─── Record excerpts

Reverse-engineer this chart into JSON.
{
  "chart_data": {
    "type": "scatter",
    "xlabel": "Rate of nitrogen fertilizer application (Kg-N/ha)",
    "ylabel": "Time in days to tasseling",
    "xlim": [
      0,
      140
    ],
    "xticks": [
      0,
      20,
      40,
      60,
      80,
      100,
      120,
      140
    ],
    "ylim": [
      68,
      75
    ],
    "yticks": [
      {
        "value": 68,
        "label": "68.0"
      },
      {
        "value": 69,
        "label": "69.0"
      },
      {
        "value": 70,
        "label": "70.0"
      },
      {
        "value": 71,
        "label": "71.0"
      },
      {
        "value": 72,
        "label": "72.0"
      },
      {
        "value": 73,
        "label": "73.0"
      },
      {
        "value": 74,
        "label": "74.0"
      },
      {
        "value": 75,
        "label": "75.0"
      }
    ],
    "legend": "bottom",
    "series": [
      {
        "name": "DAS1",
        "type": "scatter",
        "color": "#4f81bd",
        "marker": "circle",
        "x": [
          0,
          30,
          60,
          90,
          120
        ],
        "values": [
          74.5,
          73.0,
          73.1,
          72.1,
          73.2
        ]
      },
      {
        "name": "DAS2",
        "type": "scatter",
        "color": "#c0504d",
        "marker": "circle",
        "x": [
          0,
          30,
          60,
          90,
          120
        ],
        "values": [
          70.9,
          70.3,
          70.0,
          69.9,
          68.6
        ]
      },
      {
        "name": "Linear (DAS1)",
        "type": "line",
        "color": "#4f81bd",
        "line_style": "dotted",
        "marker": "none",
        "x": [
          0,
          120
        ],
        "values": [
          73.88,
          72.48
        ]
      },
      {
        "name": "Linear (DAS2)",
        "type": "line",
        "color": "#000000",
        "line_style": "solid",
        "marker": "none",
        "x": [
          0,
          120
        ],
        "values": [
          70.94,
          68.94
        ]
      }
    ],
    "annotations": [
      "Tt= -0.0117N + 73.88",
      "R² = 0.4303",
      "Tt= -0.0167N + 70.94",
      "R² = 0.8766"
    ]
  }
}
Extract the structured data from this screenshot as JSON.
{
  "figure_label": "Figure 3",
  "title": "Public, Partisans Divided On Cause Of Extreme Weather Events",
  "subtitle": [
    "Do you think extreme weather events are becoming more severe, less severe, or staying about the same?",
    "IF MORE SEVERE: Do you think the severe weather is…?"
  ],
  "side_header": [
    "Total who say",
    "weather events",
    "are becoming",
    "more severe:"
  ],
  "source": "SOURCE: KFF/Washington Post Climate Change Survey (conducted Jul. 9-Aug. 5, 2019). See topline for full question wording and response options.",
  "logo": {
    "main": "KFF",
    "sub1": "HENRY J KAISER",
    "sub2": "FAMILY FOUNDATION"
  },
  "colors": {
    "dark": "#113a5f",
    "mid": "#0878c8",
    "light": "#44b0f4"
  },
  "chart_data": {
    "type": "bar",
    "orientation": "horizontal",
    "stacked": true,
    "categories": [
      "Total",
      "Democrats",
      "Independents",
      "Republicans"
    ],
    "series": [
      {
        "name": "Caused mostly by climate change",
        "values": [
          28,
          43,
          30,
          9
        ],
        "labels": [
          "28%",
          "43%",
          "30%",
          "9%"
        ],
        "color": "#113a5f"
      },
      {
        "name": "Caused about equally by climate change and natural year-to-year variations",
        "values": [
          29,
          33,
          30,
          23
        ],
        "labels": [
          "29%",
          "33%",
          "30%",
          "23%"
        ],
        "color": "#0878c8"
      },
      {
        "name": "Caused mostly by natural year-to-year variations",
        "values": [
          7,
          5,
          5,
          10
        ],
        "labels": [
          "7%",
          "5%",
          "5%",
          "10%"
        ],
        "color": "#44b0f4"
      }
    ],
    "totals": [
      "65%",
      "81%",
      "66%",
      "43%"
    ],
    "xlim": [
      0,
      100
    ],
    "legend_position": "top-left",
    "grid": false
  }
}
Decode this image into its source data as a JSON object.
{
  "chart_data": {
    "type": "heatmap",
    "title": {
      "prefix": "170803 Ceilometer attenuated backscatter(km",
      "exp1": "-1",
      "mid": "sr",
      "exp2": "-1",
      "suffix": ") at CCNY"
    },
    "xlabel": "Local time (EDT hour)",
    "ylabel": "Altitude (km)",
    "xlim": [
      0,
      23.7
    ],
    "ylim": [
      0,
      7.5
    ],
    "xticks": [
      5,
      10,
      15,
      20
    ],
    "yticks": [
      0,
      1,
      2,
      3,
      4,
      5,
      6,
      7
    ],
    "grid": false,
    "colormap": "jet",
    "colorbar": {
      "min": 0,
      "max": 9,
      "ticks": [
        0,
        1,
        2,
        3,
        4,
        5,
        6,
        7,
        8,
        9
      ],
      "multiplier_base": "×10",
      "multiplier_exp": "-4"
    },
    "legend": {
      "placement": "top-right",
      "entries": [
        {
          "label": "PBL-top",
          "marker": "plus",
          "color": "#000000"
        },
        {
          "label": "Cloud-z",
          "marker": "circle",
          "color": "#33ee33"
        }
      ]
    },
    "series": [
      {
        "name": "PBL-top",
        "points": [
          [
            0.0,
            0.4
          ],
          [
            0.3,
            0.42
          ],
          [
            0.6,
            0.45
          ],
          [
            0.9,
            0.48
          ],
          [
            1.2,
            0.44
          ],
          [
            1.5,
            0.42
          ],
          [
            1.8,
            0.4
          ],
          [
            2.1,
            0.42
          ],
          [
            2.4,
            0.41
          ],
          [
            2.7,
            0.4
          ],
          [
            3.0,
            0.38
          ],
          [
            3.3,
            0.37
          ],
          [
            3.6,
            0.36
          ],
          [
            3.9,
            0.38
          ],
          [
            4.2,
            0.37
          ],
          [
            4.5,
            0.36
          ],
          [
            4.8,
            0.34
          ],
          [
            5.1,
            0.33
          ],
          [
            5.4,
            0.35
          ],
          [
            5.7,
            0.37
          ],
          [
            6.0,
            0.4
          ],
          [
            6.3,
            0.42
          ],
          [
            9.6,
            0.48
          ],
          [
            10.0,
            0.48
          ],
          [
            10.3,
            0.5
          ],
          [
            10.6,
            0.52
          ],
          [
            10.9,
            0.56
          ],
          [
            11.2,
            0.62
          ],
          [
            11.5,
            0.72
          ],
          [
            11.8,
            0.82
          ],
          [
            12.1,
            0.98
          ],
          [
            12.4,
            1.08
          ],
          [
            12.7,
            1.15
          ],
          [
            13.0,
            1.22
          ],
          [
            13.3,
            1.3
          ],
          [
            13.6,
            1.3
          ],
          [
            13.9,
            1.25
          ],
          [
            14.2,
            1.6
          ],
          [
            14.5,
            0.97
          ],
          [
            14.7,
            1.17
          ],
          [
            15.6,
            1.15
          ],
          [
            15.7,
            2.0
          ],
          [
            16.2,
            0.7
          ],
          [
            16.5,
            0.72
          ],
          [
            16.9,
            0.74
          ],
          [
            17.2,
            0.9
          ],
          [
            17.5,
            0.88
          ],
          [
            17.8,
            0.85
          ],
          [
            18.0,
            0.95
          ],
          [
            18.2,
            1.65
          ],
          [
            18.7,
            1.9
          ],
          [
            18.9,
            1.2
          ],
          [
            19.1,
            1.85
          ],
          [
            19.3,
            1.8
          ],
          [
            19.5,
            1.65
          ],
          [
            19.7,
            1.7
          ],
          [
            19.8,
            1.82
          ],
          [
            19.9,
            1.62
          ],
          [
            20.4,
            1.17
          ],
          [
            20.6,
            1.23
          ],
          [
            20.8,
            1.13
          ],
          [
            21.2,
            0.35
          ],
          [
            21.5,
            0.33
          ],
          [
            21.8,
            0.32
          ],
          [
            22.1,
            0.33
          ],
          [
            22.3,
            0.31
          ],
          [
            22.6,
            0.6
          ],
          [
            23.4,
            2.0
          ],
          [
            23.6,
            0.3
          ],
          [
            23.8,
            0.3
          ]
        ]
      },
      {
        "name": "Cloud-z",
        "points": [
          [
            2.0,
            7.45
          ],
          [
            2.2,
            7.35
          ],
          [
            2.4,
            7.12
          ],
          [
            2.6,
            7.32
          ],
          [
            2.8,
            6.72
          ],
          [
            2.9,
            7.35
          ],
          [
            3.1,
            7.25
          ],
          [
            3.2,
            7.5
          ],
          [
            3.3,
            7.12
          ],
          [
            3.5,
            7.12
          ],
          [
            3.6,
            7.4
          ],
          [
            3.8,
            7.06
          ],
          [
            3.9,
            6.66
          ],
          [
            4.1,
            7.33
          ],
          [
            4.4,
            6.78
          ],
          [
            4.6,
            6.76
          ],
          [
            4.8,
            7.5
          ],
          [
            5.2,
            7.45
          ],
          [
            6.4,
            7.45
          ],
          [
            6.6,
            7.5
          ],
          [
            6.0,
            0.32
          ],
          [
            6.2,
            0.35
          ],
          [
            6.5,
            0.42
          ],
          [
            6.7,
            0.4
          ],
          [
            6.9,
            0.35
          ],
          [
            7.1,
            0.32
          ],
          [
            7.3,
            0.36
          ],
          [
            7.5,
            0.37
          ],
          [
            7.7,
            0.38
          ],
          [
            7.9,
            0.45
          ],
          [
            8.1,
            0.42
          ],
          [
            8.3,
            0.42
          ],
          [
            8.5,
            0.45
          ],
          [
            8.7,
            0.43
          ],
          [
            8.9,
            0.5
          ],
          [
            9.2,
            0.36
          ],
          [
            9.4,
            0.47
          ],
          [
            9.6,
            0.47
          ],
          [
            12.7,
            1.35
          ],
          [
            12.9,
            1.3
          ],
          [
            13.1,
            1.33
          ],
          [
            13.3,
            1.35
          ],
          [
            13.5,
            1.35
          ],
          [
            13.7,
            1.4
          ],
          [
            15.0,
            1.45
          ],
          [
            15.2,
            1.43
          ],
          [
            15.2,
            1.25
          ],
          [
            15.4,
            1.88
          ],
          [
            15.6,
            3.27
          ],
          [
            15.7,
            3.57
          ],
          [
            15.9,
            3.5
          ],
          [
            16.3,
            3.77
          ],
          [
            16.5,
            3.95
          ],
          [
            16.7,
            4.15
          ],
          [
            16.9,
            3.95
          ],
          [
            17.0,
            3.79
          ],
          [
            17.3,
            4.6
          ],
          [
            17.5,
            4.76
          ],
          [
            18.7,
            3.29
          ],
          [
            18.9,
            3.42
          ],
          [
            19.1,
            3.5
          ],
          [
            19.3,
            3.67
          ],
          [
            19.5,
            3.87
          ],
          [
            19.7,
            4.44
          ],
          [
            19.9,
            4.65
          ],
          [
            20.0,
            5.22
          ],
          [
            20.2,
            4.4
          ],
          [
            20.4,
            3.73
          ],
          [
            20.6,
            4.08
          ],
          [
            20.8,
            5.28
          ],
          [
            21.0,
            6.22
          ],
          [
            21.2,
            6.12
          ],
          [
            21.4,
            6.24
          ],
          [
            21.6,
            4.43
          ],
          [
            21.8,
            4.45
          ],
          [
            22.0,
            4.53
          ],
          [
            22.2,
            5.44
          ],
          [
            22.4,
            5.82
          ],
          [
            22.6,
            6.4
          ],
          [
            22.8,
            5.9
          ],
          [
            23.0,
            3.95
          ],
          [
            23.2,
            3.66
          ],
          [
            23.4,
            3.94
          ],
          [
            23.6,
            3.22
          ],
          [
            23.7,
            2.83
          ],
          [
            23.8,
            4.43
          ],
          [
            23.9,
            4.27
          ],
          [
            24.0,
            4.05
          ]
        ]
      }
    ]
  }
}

──────

Aim: Look through the data above. Each line containing the word "mostly" needs to be copied.

Expected answer:
        "name": "Caused mostly by climate change",
        "name": "Caused mostly by natural year-to-year variations",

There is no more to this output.